::: INPUT
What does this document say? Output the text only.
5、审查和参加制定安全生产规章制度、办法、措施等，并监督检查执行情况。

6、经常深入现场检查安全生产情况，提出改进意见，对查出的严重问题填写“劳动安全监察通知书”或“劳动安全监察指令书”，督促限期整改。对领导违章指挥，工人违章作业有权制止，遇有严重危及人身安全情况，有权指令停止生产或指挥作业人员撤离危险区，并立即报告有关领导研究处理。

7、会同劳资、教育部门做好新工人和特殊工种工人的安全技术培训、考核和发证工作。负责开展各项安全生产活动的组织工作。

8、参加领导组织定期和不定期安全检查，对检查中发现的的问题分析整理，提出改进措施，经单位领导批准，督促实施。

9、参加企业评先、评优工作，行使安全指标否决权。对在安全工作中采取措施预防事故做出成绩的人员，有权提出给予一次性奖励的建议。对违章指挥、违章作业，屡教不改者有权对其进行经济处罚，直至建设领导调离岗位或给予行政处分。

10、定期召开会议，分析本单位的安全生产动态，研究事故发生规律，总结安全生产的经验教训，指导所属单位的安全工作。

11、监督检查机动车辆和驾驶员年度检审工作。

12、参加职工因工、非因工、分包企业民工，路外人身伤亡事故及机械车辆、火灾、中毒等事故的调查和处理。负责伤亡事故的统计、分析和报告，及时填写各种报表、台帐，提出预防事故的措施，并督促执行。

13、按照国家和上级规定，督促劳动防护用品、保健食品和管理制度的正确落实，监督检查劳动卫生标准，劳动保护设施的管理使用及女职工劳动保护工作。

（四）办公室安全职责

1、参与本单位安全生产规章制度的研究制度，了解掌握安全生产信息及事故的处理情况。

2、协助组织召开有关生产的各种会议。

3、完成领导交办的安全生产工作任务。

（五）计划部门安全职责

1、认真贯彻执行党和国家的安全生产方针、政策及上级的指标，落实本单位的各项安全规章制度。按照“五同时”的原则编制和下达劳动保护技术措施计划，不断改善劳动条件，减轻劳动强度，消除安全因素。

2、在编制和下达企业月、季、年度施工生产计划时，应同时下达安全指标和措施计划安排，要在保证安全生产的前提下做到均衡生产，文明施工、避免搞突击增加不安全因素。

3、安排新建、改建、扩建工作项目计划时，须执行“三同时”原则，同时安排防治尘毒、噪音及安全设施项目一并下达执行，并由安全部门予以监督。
::::::
::: INPUT
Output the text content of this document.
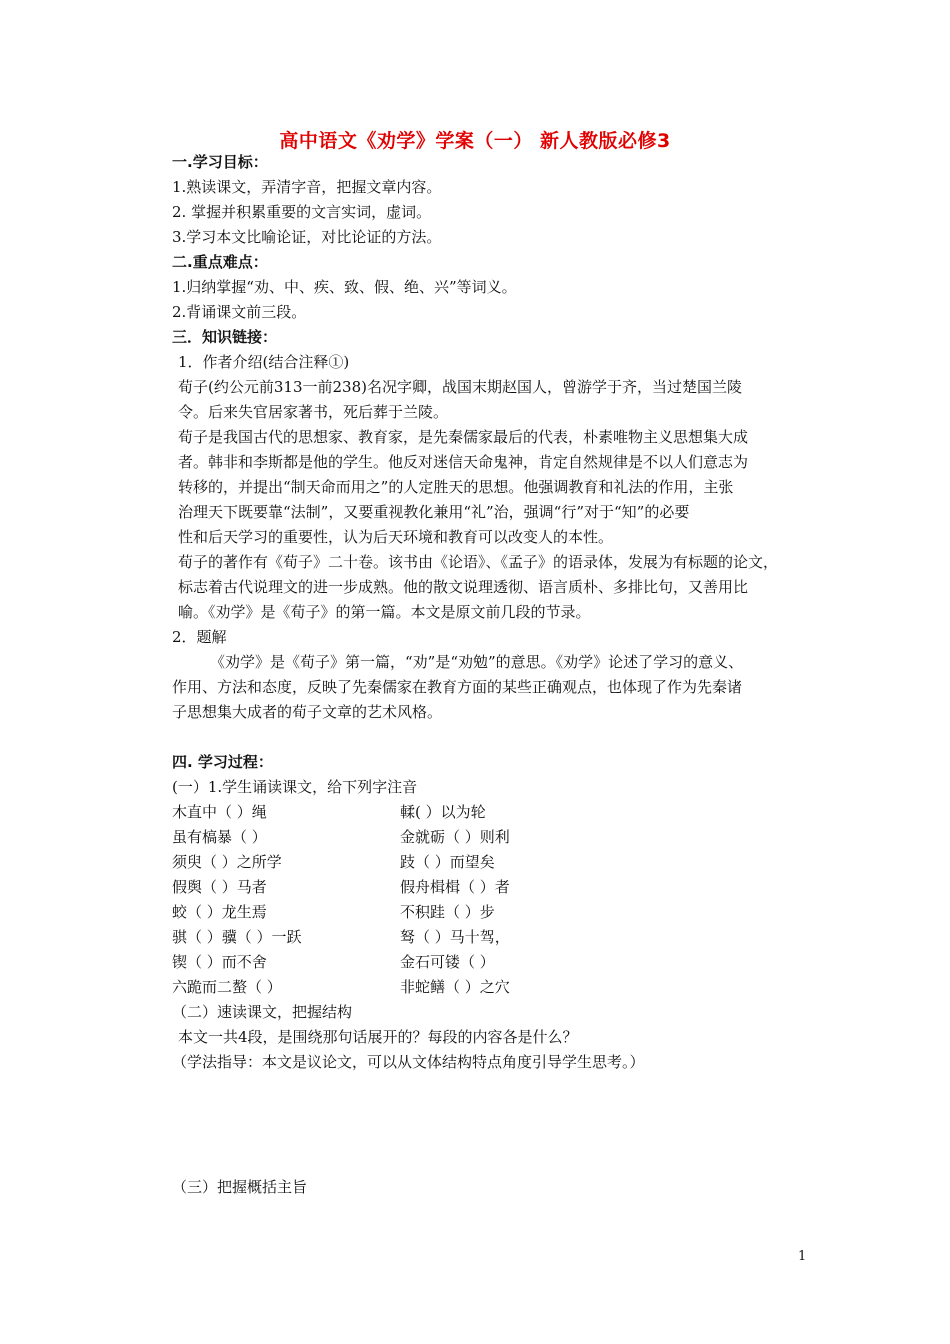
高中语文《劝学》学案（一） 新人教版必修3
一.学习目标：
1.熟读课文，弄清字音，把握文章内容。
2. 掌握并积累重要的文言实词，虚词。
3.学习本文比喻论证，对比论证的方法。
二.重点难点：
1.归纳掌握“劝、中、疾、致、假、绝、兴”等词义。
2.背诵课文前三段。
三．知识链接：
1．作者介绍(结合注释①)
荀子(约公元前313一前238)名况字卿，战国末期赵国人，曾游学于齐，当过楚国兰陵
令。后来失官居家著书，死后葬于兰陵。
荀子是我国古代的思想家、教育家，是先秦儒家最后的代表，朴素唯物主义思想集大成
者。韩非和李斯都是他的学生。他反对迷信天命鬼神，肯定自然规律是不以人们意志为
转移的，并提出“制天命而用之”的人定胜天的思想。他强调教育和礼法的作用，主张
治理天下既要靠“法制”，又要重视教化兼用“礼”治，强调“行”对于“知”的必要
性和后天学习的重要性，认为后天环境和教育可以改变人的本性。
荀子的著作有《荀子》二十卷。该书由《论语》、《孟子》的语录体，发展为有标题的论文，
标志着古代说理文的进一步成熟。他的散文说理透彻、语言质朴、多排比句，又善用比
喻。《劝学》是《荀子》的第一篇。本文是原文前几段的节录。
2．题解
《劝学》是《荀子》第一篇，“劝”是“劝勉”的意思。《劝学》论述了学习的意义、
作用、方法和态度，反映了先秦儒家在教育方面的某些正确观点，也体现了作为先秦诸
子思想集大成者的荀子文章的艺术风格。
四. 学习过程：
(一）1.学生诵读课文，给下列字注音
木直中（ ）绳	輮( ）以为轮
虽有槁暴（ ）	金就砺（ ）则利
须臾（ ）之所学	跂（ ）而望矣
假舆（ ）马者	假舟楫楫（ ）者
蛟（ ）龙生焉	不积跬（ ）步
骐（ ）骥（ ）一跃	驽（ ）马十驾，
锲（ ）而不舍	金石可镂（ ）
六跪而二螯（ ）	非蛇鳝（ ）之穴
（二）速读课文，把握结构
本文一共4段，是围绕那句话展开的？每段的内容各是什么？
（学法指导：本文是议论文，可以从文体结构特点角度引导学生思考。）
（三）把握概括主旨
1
::::::
::: INPUT
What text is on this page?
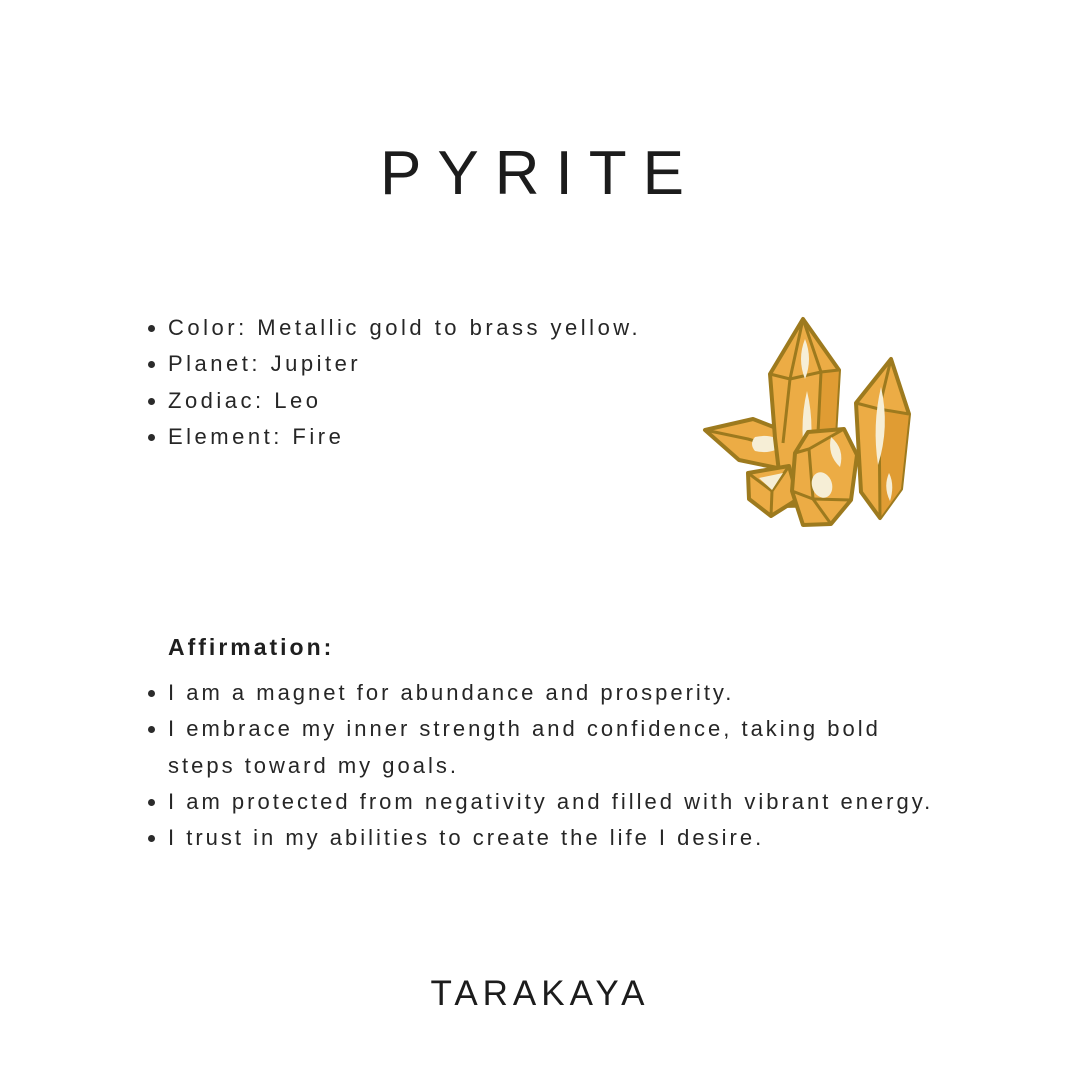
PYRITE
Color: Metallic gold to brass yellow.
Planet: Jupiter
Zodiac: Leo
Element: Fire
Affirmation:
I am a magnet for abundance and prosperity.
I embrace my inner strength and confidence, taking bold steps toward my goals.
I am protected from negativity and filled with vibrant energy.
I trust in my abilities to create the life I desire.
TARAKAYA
::::::
DIRECTION:
Scan the listing above. Collect all lines with the word "What".

SOLUTION FOR THIS PROBLEM:
What does this document say? Output the text only.
What text is on this page?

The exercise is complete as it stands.